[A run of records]
>>>

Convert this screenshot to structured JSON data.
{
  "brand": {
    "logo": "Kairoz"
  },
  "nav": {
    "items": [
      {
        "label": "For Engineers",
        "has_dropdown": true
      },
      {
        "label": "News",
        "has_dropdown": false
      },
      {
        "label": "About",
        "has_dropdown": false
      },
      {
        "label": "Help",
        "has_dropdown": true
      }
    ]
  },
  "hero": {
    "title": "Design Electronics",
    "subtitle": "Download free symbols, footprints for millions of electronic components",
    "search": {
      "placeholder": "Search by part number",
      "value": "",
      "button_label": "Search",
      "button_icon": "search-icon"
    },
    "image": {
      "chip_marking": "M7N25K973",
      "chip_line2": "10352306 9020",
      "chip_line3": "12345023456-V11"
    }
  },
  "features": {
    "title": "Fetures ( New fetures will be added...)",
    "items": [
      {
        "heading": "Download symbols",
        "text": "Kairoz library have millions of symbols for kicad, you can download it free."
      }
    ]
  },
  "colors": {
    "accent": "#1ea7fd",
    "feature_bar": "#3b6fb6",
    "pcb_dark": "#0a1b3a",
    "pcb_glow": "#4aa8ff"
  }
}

<<<

Copy each record from above exactly, and include every line.

Convert this screenshot to structured JSON data.
{
  "brand": {
    "logo": "Kairoz"
  },
  "nav": {
    "items": [
      {
        "label": "For Engineers",
        "has_dropdown": true
      },
      {
        "label": "News",
        "has_dropdown": false
      },
      {
        "label": "About",
        "has_dropdown": false
      },
      {
        "label": "Help",
        "has_dropdown": true
      }
    ]
  },
  "hero": {
    "title": "Design Electronics",
    "subtitle": "Download free symbols, footprints for millions of electronic components",
    "search": {
      "placeholder": "Search by part number",
      "value": "",
      "button_label": "Search",
      "button_icon": "search-icon"
    },
    "image": {
      "chip_marking": "M7N25K973",
      "chip_line2": "10352306 9020",
      "chip_line3": "12345023456-V11"
    }
  },
  "features": {
    "title": "Fetures ( New fetures will be added...)",
    "items": [
      {
        "heading": "Download symbols",
        "text": "Kairoz library have millions of symbols for kicad, you can download it free."
      }
    ]
  },
  "colors": {
    "accent": "#1ea7fd",
    "feature_bar": "#3b6fb6",
    "pcb_dark": "#0a1b3a",
    "pcb_glow": "#4aa8ff"
  }
}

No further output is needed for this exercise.